Switch "bar" to "column" in the rows from the line with "bar (286, 436, 303, 490)" to the line with "bar (482, 319, 498, 490)", and give those lines again with nothing else changed.

begin

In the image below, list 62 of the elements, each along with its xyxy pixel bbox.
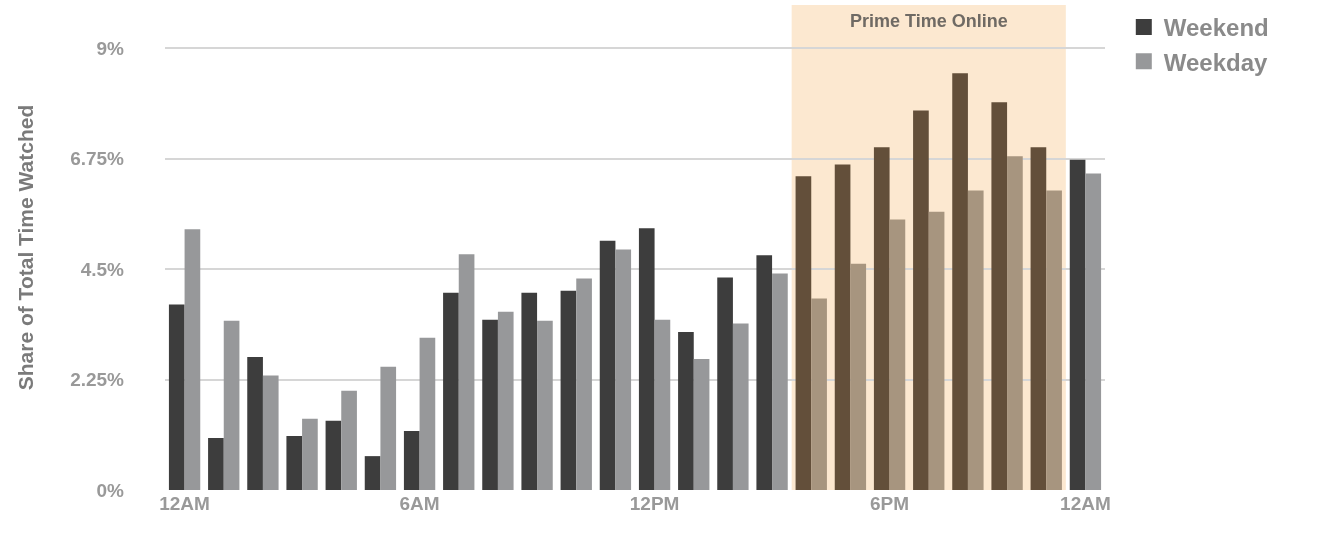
bar (286, 436, 303, 490)
bar (1007, 156, 1023, 490)
bar (497, 311, 514, 490)
bar (952, 73, 968, 490)
x-tick-label: 12PM (629, 493, 680, 514)
bar (795, 176, 812, 490)
bar (458, 254, 475, 490)
x-tick-label: 12AM (1060, 493, 1111, 514)
bar (967, 190, 984, 490)
bar (678, 331, 694, 490)
bar (482, 319, 498, 490)
bar (341, 390, 357, 490)
bar (772, 273, 788, 490)
bar (184, 229, 201, 490)
bar (1046, 190, 1062, 490)
bar (247, 356, 263, 490)
bar (1069, 159, 1086, 490)
bar (537, 320, 553, 490)
annotation: Prime Time Online (850, 11, 1008, 31)
bar (850, 263, 867, 490)
bar (615, 249, 632, 490)
x-tick-label: 6PM (870, 493, 910, 514)
legend-label: Weekday (1163, 48, 1269, 76)
bar (638, 228, 655, 490)
bar (991, 102, 1008, 490)
bar (168, 304, 185, 490)
y-tick-label: 9% (96, 37, 125, 59)
bar (873, 147, 890, 490)
bar (1085, 173, 1102, 490)
bar (223, 320, 240, 490)
bar (419, 337, 436, 490)
bar (811, 298, 827, 490)
bar (302, 418, 318, 490)
x-tick-label: 12AM (159, 493, 210, 514)
bar (928, 211, 945, 490)
y-tick-label: 6.75% (70, 148, 125, 170)
bar (576, 278, 592, 490)
bar (1030, 147, 1047, 490)
bar (756, 255, 773, 490)
y-axis-title: Share of Total Time Watched (14, 104, 38, 391)
bar (834, 164, 851, 490)
bar (717, 277, 733, 490)
y-tick-label: 4.5% (80, 258, 125, 280)
bar (262, 375, 279, 490)
bar (889, 219, 906, 490)
y-tick-label: 0% (96, 479, 125, 501)
bar (380, 366, 397, 490)
bar (913, 110, 929, 490)
y-tick-label: 2.25% (70, 369, 125, 391)
x-tick-label: 6AM (399, 493, 440, 514)
bar (521, 292, 538, 490)
bar (325, 420, 342, 490)
bar (208, 437, 224, 490)
bar (732, 323, 749, 490)
bar (403, 431, 420, 490)
bar (560, 290, 577, 490)
bar (693, 358, 710, 490)
legend-label: Weekend (1163, 14, 1269, 42)
bar (599, 240, 616, 490)
bar (654, 319, 671, 490)
bar (443, 292, 459, 490)
bar (364, 456, 381, 490)
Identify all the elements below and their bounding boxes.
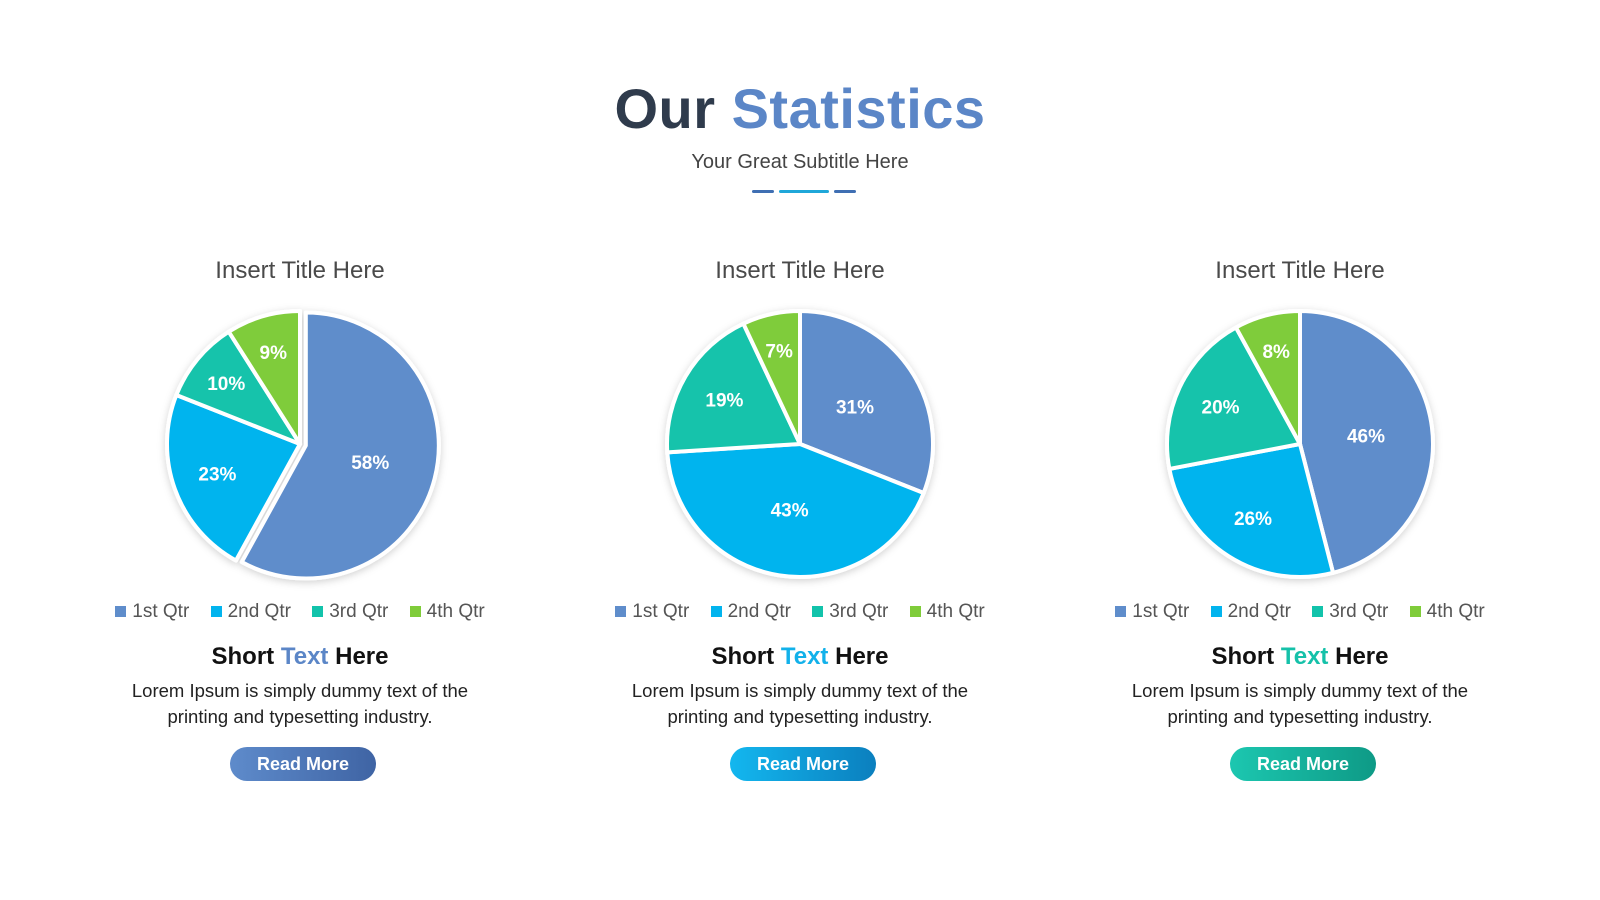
legend-label: 4th Qtr xyxy=(426,601,485,622)
legend-label: 1st Qtr xyxy=(1132,601,1190,622)
title-divider xyxy=(752,190,860,194)
stat-panel-1: Insert Title Here 58% 23% 10% 9% 1st Qtr 2n… xyxy=(80,250,520,790)
pie-slice-1st-qtr xyxy=(1298,309,1435,575)
short-title-a: Short xyxy=(711,643,775,670)
pie-data-label: 7% xyxy=(765,342,793,363)
legend-item-q2: 2nd Qtr xyxy=(210,600,291,624)
short-title-accent: Text xyxy=(780,643,829,670)
legend-item-q1: 1st Qtr xyxy=(615,600,689,624)
read-more-button[interactable]: Read More xyxy=(730,747,876,781)
pie-slice-3rd-qtr xyxy=(665,321,802,455)
short-title-accent: Text xyxy=(1280,643,1329,670)
short-title: Short Text Here xyxy=(1080,642,1520,672)
legend-swatch xyxy=(1312,606,1324,617)
short-title-c: Here xyxy=(835,643,889,670)
legend-swatch xyxy=(409,606,421,617)
short-title-a: Short xyxy=(211,643,275,670)
pie-slice-4th-qtr xyxy=(741,309,802,446)
legend-label: 3rd Qtr xyxy=(1329,601,1389,622)
legend-label: 2nd Qtr xyxy=(727,601,791,622)
legend-swatch xyxy=(1115,606,1127,617)
pie-data-label: 31% xyxy=(836,398,874,419)
legend-swatch xyxy=(210,606,222,617)
pie-slice-4th-qtr xyxy=(1233,309,1302,446)
legend-label: 2nd Qtr xyxy=(227,601,291,622)
stat-panel-2: Insert Title Here 31% 43% 19% 7% 1st Qtr 2n… xyxy=(580,250,1020,790)
pie-data-label: 9% xyxy=(260,343,288,364)
legend-item-q2: 2nd Qtr xyxy=(710,600,791,624)
legend-swatch xyxy=(615,606,627,617)
legend-swatch xyxy=(1409,606,1421,617)
pie-slice-2nd-qtr xyxy=(165,393,302,563)
legend-item-q2: 2nd Qtr xyxy=(1210,600,1291,624)
legend-swatch xyxy=(710,606,722,617)
pie-slice-4th-qtr xyxy=(226,309,302,446)
panel-description: Lorem Ipsum is simply dummy text of the … xyxy=(131,680,469,727)
divider-segment-center xyxy=(779,190,829,193)
stat-panel-3: Insert Title Here 46% 26% 20% 8% 1st Qtr 2n… xyxy=(1080,250,1520,790)
pie-slice-1st-qtr xyxy=(798,309,935,495)
chart-title: Insert Title Here xyxy=(1215,257,1385,284)
legend-label: 1st Qtr xyxy=(132,601,190,622)
legend-swatch xyxy=(312,606,324,617)
page-title-part1: Our xyxy=(614,77,716,140)
pie-chart-3: 46% 26% 20% 8% xyxy=(1165,309,1435,579)
pie-slice-2nd-qtr xyxy=(1167,442,1336,579)
pie-chart-2: 31% 43% 19% 7% xyxy=(665,309,935,579)
pie-slice-2nd-qtr xyxy=(665,442,926,579)
read-more-button[interactable]: Read More xyxy=(230,747,376,781)
chart-title: Insert Title Here xyxy=(715,257,885,284)
pie-data-label: 43% xyxy=(771,501,809,522)
legend-item-q3: 3rd Qtr xyxy=(312,600,388,624)
divider-segment-left xyxy=(752,190,774,193)
legend-item-q1: 1st Qtr xyxy=(115,600,189,624)
pie-data-label: 10% xyxy=(207,374,245,395)
pie-slice-3rd-qtr xyxy=(1165,325,1302,471)
pie-data-label: 8% xyxy=(1262,342,1290,363)
page-title: Our Statistics xyxy=(0,76,1600,142)
pie-data-label: 46% xyxy=(1347,427,1385,448)
legend-item-q3: 3rd Qtr xyxy=(812,600,888,624)
panel-description: Lorem Ipsum is simply dummy text of the … xyxy=(631,680,969,727)
legend-item-q4: 4th Qtr xyxy=(409,600,485,624)
short-title: Short Text Here xyxy=(580,642,1020,672)
short-title-a: Short xyxy=(1211,643,1275,670)
page-subtitle: Your Great Subtitle Here xyxy=(691,151,909,173)
panel-description: Lorem Ipsum is simply dummy text of the … xyxy=(1131,680,1469,727)
pie-data-label: 20% xyxy=(1202,398,1240,419)
read-more-button[interactable]: Read More xyxy=(1230,747,1376,781)
legend-label: 3rd Qtr xyxy=(829,601,889,622)
short-title-c: Here xyxy=(335,643,389,670)
pie-chart-1: 58% 23% 10% 9% xyxy=(165,309,441,581)
legend-swatch xyxy=(115,606,127,617)
legend-swatch xyxy=(812,606,824,617)
short-title-accent: Text xyxy=(280,643,329,670)
chart-legend: 1st Qtr 2nd Qtr 3rd Qtr 4th Qtr xyxy=(1080,600,1520,624)
legend-label: 3rd Qtr xyxy=(329,601,389,622)
pie-data-label: 26% xyxy=(1234,509,1272,530)
legend-label: 1st Qtr xyxy=(632,601,690,622)
short-title-c: Here xyxy=(1335,643,1389,670)
pie-data-label: 23% xyxy=(198,465,236,486)
legend-label: 4th Qtr xyxy=(926,601,985,622)
legend-item-q1: 1st Qtr xyxy=(1115,600,1189,624)
legend-label: 2nd Qtr xyxy=(1227,601,1291,622)
legend-label: 4th Qtr xyxy=(1426,601,1485,622)
chart-legend: 1st Qtr 2nd Qtr 3rd Qtr 4th Qtr xyxy=(80,600,520,624)
legend-swatch xyxy=(909,606,921,617)
legend-item-q4: 4th Qtr xyxy=(1409,600,1485,624)
page-title-part2: Statistics xyxy=(731,77,986,140)
legend-item-q4: 4th Qtr xyxy=(909,600,985,624)
pie-data-label: 58% xyxy=(351,453,389,474)
pie-slice-1st-qtr xyxy=(239,310,441,581)
chart-legend: 1st Qtr 2nd Qtr 3rd Qtr 4th Qtr xyxy=(580,600,1020,624)
legend-swatch xyxy=(1210,606,1222,617)
divider-segment-right xyxy=(834,190,856,193)
short-title: Short Text Here xyxy=(80,642,520,672)
chart-title: Insert Title Here xyxy=(215,257,385,284)
pie-data-label: 19% xyxy=(705,390,743,411)
legend-item-q3: 3rd Qtr xyxy=(1312,600,1388,624)
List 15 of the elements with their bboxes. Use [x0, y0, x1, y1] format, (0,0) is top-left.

end

§ Exercise result:
column (286, 436, 303, 490)
column (1007, 156, 1023, 490)
column (497, 311, 514, 490)
column (952, 73, 968, 490)
x-tick-label: 12PM (629, 493, 680, 514)
column (795, 176, 812, 490)
column (458, 254, 475, 490)
x-tick-label: 12AM (1060, 493, 1111, 514)
column (967, 190, 984, 490)
column (678, 331, 694, 490)
column (482, 319, 498, 490)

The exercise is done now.